— Given instruction —
Show each line that has the string "desde" in it.

Records from a collection
===

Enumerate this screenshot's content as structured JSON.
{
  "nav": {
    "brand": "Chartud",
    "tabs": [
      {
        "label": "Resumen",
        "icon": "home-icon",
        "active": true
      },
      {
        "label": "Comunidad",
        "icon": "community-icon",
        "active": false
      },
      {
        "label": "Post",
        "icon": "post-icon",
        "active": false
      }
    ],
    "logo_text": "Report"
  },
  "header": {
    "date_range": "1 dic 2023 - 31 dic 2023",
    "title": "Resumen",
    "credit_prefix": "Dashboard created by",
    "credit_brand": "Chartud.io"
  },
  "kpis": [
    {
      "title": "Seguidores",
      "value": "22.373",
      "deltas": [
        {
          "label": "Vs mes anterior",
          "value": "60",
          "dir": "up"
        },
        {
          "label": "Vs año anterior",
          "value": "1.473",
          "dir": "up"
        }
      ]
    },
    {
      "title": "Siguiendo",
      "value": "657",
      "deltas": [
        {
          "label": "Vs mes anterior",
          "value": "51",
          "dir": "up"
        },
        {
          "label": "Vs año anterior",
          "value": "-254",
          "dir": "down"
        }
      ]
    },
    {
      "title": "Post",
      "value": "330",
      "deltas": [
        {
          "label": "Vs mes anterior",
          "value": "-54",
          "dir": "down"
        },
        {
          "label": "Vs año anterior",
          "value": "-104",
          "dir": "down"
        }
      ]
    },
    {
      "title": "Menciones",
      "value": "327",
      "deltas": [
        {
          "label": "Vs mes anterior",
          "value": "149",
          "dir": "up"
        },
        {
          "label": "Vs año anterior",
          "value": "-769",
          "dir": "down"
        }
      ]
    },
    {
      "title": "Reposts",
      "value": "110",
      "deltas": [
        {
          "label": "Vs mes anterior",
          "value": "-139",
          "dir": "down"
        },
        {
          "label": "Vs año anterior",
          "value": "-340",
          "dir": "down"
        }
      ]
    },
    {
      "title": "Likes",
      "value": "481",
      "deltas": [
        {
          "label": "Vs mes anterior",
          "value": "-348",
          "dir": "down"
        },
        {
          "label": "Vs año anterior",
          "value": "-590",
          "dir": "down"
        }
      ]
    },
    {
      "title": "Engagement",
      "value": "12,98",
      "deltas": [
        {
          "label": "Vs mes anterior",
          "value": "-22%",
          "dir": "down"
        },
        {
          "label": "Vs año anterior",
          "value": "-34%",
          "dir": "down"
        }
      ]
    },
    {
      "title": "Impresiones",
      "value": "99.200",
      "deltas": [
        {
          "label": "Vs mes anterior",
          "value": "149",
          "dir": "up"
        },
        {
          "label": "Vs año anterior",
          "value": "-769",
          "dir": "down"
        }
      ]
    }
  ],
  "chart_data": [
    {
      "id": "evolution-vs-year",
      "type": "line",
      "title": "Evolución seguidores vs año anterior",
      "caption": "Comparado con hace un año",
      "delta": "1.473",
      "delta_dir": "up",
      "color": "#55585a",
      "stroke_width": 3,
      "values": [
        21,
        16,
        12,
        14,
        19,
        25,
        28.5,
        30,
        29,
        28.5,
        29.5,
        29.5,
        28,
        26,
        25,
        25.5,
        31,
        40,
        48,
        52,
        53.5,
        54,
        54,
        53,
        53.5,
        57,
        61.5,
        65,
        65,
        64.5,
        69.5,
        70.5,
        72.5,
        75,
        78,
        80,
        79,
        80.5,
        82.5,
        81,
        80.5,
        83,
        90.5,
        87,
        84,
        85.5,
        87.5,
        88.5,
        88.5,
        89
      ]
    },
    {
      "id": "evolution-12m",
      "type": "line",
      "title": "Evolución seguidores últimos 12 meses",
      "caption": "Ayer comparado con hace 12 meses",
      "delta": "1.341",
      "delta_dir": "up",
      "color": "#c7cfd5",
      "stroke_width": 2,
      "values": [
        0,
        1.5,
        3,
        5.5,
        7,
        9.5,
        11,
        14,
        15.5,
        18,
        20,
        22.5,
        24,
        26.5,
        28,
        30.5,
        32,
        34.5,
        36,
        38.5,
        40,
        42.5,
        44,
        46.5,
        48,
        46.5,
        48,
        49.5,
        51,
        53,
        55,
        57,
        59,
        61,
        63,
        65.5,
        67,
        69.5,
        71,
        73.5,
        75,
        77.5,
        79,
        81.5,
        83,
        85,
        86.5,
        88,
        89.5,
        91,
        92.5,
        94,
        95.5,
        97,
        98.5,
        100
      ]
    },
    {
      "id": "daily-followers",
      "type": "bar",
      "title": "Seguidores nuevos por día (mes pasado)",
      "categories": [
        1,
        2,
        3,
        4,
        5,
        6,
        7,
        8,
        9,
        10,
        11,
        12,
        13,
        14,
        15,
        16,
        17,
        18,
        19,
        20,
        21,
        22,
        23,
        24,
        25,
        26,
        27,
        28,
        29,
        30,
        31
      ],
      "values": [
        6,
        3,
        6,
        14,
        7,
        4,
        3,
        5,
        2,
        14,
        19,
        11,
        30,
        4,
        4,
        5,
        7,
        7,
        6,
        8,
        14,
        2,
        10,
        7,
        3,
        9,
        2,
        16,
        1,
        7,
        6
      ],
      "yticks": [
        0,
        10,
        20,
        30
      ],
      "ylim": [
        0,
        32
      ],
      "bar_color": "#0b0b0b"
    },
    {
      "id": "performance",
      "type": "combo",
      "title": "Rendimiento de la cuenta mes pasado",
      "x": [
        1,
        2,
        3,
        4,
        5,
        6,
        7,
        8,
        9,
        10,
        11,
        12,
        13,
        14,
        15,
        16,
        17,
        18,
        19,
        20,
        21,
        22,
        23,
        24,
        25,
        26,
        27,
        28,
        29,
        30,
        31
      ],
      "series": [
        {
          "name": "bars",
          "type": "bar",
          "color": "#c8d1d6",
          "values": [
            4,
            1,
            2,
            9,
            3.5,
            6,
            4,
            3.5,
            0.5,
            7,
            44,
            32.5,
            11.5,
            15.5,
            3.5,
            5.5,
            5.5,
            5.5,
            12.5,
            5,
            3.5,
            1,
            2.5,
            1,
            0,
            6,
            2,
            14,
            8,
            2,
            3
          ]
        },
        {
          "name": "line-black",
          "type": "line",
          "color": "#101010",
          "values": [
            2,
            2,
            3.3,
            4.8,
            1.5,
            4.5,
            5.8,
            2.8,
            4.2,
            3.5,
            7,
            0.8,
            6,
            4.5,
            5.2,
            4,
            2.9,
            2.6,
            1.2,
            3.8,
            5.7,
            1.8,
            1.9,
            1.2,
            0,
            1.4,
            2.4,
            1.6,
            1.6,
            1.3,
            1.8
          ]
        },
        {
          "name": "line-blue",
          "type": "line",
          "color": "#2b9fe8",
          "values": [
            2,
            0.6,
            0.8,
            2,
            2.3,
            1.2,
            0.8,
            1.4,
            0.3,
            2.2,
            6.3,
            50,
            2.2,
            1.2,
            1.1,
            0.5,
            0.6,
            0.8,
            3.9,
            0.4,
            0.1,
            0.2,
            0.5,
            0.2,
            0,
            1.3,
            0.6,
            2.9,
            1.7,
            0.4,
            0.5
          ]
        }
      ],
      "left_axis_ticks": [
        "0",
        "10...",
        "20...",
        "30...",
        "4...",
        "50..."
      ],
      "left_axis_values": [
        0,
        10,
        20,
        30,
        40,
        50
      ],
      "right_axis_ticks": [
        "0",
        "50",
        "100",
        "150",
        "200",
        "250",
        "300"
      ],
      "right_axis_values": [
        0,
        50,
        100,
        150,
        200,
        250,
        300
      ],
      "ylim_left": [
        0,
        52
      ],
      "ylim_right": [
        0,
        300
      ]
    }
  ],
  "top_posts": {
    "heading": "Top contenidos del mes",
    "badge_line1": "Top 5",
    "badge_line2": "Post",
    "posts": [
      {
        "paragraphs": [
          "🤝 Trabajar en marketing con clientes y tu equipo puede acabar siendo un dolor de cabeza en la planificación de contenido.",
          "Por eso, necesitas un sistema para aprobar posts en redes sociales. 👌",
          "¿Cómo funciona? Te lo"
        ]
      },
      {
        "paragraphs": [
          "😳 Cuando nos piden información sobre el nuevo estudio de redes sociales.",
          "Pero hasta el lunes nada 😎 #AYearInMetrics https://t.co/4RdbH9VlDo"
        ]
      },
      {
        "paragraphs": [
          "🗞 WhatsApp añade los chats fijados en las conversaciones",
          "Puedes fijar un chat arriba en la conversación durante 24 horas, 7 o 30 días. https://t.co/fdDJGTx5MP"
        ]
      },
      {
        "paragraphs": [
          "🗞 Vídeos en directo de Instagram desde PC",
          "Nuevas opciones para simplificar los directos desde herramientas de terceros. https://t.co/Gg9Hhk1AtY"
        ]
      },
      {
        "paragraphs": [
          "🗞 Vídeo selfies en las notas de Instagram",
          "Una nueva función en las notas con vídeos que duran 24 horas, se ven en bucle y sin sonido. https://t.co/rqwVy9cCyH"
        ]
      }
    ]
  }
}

===

— Solution —
          "🗞 Vídeos en directo de Instagram desde PC",
          "Nuevas opciones para simplificar los directos desde herramientas de terceros. https://t.co/Gg9Hhk1AtY"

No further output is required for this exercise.